Figure content listings:
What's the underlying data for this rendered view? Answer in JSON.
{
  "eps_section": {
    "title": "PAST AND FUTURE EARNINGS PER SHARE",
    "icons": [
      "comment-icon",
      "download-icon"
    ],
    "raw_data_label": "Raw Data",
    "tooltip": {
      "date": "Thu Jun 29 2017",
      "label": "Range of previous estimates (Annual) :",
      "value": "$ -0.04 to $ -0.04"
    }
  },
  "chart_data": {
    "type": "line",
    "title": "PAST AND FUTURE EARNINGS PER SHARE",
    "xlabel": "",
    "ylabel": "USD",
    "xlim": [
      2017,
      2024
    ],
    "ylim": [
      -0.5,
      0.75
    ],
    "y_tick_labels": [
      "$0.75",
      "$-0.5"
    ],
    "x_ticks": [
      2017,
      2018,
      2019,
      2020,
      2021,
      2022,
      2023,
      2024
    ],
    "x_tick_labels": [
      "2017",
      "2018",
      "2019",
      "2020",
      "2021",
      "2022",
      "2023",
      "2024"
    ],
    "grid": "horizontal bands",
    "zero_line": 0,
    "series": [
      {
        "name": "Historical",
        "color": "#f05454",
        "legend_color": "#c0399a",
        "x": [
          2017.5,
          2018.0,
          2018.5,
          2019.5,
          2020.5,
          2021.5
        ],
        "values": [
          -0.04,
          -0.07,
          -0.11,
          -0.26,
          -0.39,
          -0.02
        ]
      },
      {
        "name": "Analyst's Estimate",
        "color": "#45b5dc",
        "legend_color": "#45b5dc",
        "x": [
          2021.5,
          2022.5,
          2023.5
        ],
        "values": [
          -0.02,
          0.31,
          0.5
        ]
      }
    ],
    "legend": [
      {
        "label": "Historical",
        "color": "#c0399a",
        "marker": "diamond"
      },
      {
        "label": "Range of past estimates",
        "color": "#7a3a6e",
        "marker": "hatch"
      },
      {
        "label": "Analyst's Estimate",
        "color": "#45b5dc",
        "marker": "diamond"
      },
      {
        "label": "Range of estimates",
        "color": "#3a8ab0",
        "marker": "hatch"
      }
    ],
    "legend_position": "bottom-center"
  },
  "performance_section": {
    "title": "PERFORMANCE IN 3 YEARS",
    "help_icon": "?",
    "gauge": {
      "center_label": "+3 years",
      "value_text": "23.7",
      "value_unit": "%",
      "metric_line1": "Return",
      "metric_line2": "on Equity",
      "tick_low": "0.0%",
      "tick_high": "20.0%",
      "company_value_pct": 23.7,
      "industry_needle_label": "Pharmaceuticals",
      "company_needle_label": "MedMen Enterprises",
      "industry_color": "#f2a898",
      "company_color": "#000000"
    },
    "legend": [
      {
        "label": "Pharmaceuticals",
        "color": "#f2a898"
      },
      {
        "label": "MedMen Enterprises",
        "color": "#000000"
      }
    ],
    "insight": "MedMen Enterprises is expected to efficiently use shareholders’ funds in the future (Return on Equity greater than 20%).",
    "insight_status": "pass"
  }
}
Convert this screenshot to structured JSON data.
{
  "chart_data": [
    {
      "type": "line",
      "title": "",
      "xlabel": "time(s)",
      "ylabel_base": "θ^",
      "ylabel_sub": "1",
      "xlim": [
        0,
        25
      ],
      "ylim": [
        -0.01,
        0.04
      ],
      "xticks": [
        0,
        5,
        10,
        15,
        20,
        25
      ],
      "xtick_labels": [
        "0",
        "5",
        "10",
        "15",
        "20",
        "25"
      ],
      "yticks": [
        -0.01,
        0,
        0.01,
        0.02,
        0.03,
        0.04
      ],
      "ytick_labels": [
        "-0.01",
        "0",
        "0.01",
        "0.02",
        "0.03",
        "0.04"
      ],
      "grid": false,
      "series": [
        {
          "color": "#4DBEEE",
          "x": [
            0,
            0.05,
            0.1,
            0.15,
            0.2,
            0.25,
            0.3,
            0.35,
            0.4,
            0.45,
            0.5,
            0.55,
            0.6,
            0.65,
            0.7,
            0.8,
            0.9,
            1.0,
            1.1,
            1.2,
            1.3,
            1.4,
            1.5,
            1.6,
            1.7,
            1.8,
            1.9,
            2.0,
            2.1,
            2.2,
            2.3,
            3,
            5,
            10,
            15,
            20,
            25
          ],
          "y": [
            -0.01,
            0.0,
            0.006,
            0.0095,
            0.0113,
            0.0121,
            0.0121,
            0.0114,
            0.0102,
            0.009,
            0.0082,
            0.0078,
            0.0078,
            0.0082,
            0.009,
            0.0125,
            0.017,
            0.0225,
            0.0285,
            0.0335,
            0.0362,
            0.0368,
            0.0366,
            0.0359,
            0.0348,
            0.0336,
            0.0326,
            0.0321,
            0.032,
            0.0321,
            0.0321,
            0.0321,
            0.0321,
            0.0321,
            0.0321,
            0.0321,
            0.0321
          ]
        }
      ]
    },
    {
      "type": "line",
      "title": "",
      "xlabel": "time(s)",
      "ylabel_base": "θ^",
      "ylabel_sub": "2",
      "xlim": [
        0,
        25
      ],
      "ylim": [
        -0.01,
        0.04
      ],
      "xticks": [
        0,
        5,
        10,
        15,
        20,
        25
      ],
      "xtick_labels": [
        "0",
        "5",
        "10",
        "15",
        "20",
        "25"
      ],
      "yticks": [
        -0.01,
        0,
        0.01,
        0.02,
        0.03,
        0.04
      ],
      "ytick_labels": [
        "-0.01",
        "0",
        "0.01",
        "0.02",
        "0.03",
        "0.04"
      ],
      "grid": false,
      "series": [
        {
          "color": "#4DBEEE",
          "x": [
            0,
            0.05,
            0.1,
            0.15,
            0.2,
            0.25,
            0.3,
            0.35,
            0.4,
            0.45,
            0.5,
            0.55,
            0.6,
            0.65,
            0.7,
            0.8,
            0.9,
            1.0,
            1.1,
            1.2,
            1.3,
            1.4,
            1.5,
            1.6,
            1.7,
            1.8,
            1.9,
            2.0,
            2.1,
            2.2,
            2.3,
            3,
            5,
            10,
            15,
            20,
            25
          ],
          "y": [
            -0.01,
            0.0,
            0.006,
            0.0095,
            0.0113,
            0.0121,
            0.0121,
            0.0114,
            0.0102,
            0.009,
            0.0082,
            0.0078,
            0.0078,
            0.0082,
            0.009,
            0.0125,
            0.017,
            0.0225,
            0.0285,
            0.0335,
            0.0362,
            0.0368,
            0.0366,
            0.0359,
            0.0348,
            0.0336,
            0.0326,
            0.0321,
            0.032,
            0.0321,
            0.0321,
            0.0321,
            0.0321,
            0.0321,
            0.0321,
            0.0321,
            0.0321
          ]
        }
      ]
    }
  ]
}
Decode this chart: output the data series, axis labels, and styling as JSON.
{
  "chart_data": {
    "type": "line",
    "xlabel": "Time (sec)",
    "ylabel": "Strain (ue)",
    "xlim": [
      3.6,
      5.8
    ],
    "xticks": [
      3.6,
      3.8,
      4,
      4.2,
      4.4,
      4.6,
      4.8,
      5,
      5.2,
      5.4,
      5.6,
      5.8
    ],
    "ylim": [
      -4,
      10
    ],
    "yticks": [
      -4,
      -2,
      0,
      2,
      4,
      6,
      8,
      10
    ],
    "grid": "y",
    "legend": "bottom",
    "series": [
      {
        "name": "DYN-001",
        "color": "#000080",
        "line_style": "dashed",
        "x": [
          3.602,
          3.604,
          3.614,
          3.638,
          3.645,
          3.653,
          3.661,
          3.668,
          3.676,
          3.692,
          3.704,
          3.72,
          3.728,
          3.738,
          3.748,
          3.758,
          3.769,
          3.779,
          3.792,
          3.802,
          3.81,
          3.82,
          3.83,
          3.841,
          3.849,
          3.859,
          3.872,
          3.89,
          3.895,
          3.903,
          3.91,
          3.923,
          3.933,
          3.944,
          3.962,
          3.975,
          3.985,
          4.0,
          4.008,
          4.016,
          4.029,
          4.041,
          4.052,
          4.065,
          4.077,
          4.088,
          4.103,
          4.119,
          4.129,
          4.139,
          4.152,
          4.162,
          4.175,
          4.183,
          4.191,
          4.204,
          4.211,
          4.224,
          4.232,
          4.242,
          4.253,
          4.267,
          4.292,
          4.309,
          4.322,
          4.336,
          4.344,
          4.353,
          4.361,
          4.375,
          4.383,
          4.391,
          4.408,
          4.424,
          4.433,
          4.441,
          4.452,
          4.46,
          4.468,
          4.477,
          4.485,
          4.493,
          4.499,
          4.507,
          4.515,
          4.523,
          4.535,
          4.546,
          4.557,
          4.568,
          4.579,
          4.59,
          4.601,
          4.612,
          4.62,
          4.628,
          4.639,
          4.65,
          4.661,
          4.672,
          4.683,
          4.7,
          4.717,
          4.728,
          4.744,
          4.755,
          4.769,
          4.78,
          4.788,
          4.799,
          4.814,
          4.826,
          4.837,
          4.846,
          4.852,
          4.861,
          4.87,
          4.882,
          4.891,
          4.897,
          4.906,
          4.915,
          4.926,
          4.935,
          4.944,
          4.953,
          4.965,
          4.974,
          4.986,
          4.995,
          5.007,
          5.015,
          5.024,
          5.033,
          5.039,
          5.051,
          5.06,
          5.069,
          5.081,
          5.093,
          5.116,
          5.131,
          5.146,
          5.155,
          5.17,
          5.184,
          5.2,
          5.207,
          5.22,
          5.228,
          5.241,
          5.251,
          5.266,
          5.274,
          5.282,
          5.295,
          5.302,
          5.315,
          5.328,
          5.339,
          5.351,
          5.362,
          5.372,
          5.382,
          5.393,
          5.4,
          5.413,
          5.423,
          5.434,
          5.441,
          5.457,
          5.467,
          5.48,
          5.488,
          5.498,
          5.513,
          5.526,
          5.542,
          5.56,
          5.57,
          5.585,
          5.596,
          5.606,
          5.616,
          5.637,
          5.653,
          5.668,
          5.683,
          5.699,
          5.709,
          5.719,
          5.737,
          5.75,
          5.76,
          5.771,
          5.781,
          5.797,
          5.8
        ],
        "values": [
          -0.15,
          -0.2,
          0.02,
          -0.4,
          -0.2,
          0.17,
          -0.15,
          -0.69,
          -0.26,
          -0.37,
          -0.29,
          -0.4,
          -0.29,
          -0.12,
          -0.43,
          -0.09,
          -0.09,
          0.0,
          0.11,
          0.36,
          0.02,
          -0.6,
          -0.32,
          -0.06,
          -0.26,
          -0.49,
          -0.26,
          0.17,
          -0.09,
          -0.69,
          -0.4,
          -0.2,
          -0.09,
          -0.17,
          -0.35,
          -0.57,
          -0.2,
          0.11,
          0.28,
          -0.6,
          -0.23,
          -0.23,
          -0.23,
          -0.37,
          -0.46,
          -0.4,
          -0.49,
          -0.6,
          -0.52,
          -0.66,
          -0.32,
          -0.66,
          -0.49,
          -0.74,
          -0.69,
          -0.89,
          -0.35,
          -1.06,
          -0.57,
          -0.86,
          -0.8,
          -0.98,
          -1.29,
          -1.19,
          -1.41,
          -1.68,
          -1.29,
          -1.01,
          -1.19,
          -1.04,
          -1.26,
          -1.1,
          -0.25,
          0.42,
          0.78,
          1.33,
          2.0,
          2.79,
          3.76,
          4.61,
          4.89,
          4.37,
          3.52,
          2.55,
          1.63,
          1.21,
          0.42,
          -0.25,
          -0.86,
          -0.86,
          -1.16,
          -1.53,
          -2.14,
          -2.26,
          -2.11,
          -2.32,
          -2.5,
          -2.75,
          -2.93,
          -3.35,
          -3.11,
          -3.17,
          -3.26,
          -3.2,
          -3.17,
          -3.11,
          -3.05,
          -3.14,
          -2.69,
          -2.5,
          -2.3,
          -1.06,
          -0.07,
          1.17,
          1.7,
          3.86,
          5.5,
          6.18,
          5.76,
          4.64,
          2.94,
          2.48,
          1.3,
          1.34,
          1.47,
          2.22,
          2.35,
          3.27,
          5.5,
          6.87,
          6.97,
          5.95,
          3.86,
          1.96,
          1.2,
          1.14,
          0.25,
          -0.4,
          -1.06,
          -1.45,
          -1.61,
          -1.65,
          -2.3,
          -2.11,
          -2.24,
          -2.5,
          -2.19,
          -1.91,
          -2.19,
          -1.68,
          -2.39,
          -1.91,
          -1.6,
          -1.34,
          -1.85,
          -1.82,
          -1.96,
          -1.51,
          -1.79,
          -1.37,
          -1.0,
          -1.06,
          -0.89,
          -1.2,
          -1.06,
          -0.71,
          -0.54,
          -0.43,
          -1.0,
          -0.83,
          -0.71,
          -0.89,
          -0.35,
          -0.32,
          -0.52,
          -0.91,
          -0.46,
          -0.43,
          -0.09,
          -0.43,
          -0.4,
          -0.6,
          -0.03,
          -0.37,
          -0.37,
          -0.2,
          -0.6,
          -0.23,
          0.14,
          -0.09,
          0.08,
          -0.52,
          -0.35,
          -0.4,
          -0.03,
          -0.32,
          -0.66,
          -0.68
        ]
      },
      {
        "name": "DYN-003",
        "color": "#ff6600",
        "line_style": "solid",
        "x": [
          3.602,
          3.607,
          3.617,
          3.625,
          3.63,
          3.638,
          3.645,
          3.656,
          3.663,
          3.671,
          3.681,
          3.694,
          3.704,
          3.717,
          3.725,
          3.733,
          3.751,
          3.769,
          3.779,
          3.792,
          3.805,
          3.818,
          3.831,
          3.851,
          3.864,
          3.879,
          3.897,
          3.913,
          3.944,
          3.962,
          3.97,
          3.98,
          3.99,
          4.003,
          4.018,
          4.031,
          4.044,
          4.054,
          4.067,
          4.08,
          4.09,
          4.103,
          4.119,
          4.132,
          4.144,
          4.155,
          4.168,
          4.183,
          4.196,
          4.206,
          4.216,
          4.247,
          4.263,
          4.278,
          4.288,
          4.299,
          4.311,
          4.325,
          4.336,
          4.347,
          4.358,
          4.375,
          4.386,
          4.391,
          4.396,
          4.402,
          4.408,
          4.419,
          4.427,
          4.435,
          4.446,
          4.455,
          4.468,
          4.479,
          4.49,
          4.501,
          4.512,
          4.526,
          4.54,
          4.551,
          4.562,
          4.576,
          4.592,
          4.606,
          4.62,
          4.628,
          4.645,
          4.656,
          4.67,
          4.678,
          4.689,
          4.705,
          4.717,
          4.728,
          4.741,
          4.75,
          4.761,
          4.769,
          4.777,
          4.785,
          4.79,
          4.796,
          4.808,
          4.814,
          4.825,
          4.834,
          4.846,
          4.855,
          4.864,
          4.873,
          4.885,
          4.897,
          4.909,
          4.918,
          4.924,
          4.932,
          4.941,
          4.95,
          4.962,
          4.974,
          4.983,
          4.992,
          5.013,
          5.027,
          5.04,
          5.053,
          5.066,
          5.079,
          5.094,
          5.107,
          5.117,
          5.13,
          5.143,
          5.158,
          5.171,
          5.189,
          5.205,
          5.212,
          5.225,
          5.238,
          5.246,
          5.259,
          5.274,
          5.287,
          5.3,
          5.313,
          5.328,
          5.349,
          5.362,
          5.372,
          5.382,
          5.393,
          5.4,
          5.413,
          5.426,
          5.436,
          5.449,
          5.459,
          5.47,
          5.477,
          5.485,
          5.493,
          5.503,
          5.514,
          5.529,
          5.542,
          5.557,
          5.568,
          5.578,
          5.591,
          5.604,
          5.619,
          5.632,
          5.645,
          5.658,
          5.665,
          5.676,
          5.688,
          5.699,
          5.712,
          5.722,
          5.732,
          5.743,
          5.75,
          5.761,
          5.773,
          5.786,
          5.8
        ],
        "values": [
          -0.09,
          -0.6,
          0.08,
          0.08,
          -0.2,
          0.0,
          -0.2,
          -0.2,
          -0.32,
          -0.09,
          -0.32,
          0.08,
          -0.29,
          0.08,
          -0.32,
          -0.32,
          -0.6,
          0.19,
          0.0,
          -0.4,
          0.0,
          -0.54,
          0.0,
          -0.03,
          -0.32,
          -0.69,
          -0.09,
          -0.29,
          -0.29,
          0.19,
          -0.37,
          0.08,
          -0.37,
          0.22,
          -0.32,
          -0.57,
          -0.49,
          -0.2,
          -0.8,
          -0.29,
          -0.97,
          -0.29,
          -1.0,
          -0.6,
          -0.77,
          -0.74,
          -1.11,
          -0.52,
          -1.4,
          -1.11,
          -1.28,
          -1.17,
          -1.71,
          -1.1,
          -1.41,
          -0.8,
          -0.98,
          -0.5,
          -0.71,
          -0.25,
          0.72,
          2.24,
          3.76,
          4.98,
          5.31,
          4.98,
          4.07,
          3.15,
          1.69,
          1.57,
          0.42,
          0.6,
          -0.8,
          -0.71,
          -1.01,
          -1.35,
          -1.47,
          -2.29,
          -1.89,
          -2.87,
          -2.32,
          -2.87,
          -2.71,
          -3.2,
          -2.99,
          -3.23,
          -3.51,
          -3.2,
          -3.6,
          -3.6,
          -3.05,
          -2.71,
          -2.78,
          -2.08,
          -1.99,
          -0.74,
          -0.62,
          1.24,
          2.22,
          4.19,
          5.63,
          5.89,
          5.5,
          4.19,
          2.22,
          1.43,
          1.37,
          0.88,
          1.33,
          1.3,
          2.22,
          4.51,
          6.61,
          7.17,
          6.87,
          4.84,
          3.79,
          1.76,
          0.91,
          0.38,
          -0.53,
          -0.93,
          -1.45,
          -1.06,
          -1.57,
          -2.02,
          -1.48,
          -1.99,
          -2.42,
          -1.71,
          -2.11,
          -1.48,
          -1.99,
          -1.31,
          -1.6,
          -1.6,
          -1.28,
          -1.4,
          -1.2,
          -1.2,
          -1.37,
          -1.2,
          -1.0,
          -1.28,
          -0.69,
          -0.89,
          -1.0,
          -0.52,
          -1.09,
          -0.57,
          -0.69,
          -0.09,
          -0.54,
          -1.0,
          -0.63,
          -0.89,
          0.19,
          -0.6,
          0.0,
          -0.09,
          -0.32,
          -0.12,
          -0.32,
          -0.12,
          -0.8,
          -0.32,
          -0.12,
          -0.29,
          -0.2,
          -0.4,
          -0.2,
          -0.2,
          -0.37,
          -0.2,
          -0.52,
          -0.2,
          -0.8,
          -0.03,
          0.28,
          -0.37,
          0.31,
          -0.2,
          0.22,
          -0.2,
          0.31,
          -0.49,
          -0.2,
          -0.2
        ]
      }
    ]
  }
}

Request:
Go through the records above, find every line with the word "Enterprises", and list those lines.

Right answer:
      "company_needle_label": "MedMen Enterprises",
        "label": "MedMen Enterprises",
    "insight": "MedMen Enterprises is expected to efficiently use shareholders’ funds in the future (Return on Equity greater than 20%).",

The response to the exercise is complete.